* Instruction: Reproduce the whole listing, character for character.

* Excerpt from a dataset:
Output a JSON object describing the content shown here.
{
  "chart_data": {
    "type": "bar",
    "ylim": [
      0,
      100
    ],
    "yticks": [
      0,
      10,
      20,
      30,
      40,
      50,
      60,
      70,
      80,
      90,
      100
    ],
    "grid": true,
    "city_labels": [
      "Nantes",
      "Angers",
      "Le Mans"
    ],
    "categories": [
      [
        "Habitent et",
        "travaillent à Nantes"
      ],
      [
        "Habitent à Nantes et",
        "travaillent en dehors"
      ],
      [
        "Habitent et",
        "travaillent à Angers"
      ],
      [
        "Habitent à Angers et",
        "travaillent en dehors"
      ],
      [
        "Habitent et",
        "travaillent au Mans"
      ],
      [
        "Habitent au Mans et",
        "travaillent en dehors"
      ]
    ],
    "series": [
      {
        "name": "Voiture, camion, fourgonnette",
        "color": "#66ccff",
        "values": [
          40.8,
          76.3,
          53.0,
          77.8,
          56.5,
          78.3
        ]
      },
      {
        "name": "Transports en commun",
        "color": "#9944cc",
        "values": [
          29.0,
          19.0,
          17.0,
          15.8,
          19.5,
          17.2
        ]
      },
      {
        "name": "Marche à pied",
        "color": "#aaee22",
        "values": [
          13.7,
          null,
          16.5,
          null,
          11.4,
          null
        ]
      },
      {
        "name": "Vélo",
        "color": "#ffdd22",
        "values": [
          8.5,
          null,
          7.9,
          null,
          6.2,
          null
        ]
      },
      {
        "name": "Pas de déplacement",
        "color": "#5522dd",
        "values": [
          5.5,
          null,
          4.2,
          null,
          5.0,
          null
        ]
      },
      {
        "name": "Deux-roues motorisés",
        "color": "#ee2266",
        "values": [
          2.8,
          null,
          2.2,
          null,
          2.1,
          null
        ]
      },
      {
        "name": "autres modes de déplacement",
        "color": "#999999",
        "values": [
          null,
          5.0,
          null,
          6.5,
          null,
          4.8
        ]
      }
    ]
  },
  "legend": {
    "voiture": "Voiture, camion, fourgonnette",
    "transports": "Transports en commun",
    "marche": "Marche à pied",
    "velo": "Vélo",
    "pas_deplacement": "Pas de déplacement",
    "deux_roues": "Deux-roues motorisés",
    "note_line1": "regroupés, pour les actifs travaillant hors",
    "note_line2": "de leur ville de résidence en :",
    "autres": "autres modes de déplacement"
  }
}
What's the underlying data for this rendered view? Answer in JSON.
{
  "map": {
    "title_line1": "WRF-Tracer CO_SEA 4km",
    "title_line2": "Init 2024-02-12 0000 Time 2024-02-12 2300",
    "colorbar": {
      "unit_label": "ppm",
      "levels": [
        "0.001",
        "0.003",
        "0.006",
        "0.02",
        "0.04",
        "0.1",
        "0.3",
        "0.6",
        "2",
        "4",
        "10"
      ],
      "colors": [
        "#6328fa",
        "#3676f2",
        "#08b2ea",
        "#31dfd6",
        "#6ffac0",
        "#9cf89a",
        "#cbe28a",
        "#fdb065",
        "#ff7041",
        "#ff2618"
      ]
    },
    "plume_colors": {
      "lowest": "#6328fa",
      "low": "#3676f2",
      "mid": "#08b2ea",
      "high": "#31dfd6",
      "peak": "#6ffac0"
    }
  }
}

* Exercise solution:
Output a JSON object describing the content shown here.
{
  "chart_data": {
    "type": "bar",
    "ylim": [
      0,
      100
    ],
    "yticks": [
      0,
      10,
      20,
      30,
      40,
      50,
      60,
      70,
      80,
      90,
      100
    ],
    "grid": true,
    "city_labels": [
      "Nantes",
      "Angers",
      "Le Mans"
    ],
    "categories": [
      [
        "Habitent et",
        "travaillent à Nantes"
      ],
      [
        "Habitent à Nantes et",
        "travaillent en dehors"
      ],
      [
        "Habitent et",
        "travaillent à Angers"
      ],
      [
        "Habitent à Angers et",
        "travaillent en dehors"
      ],
      [
        "Habitent et",
        "travaillent au Mans"
      ],
      [
        "Habitent au Mans et",
        "travaillent en dehors"
      ]
    ],
    "series": [
      {
        "name": "Voiture, camion, fourgonnette",
        "color": "#66ccff",
        "values": [
          40.8,
          76.3,
          53.0,
          77.8,
          56.5,
          78.3
        ]
      },
      {
        "name": "Transports en commun",
        "color": "#9944cc",
        "values": [
          29.0,
          19.0,
          17.0,
          15.8,
          19.5,
          17.2
        ]
      },
      {
        "name": "Marche à pied",
        "color": "#aaee22",
        "values": [
          13.7,
          null,
          16.5,
          null,
          11.4,
          null
        ]
      },
      {
        "name": "Vélo",
        "color": "#ffdd22",
        "values": [
          8.5,
          null,
          7.9,
          null,
          6.2,
          null
        ]
      },
      {
        "name": "Pas de déplacement",
        "color": "#5522dd",
        "values": [
          5.5,
          null,
          4.2,
          null,
          5.0,
          null
        ]
      },
      {
        "name": "Deux-roues motorisés",
        "color": "#ee2266",
        "values": [
          2.8,
          null,
          2.2,
          null,
          2.1,
          null
        ]
      },
      {
        "name": "autres modes de déplacement",
        "color": "#999999",
        "values": [
          null,
          5.0,
          null,
          6.5,
          null,
          4.8
        ]
      }
    ]
  },
  "legend": {
    "voiture": "Voiture, camion, fourgonnette",
    "transports": "Transports en commun",
    "marche": "Marche à pied",
    "velo": "Vélo",
    "pas_deplacement": "Pas de déplacement",
    "deux_roues": "Deux-roues motorisés",
    "note_line1": "regroupés, pour les actifs travaillant hors",
    "note_line2": "de leur ville de résidence en :",
    "autres": "autres modes de déplacement"
  }
}
What's the underlying data for this rendered view? Answer in JSON.
{
  "map": {
    "title_line1": "WRF-Tracer CO_SEA 4km",
    "title_line2": "Init 2024-02-12 0000 Time 2024-02-12 2300",
    "colorbar": {
      "unit_label": "ppm",
      "levels": [
        "0.001",
        "0.003",
        "0.006",
        "0.02",
        "0.04",
        "0.1",
        "0.3",
        "0.6",
        "2",
        "4",
        "10"
      ],
      "colors": [
        "#6328fa",
        "#3676f2",
        "#08b2ea",
        "#31dfd6",
        "#6ffac0",
        "#9cf89a",
        "#cbe28a",
        "#fdb065",
        "#ff7041",
        "#ff2618"
      ]
    },
    "plume_colors": {
      "lowest": "#6328fa",
      "low": "#3676f2",
      "mid": "#08b2ea",
      "high": "#31dfd6",
      "peak": "#6ffac0"
    }
  }
}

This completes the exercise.